#### [Exercise aim]
Each entry must appear again exactly as it does in the source.

#### [Recorded information]

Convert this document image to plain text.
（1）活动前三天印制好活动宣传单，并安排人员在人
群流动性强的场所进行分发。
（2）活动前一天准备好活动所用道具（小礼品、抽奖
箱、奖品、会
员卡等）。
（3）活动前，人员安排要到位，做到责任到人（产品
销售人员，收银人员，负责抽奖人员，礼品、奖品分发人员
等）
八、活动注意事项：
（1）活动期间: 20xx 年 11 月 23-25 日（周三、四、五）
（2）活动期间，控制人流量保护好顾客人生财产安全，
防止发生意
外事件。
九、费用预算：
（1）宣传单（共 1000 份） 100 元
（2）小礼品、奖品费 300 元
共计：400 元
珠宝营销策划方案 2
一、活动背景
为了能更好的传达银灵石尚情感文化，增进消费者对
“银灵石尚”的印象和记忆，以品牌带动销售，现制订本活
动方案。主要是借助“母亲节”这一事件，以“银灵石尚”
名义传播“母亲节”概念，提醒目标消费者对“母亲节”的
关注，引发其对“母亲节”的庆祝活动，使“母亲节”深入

#### [Task response]
Convert this document image to plain text.
（1）活动前三天印制好活动宣传单，并安排人员在人
群流动性强的场所进行分发。
（2）活动前一天准备好活动所用道具（小礼品、抽奖
箱、奖品、会
员卡等）。
（3）活动前，人员安排要到位，做到责任到人（产品
销售人员，收银人员，负责抽奖人员，礼品、奖品分发人员
等）
八、活动注意事项：
（1）活动期间: 20xx 年 11 月 23-25 日（周三、四、五）
（2）活动期间，控制人流量保护好顾客人生财产安全，
防止发生意
外事件。
九、费用预算：
（1）宣传单（共 1000 份） 100 元
（2）小礼品、奖品费 300 元
共计：400 元
珠宝营销策划方案 2
一、活动背景
为了能更好的传达银灵石尚情感文化，增进消费者对
“银灵石尚”的印象和记忆，以品牌带动销售，现制订本活
动方案。主要是借助“母亲节”这一事件，以“银灵石尚”
名义传播“母亲节”概念，提醒目标消费者对“母亲节”的
关注，引发其对“母亲节”的庆祝活动，使“母亲节”深入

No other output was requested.